**Material provided**
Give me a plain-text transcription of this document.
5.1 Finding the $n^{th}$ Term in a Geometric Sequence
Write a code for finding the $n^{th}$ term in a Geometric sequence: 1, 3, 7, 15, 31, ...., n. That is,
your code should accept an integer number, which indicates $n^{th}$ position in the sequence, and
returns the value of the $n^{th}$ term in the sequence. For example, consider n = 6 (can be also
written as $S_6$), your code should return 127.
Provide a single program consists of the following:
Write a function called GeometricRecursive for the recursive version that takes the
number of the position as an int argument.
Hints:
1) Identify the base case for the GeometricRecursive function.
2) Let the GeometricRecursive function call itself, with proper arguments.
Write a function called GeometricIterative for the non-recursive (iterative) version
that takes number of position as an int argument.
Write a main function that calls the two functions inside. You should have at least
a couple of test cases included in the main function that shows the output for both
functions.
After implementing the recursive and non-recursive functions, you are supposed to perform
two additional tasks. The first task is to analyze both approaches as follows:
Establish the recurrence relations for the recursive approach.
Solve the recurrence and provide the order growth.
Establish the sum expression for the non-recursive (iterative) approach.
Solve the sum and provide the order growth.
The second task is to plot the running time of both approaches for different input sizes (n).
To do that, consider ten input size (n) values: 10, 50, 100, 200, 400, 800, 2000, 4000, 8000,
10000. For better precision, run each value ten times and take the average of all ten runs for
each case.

**Requirements**
In the listing, find every line with the word "order" and state how many there are, nothing more.

**Response to this exercise**
2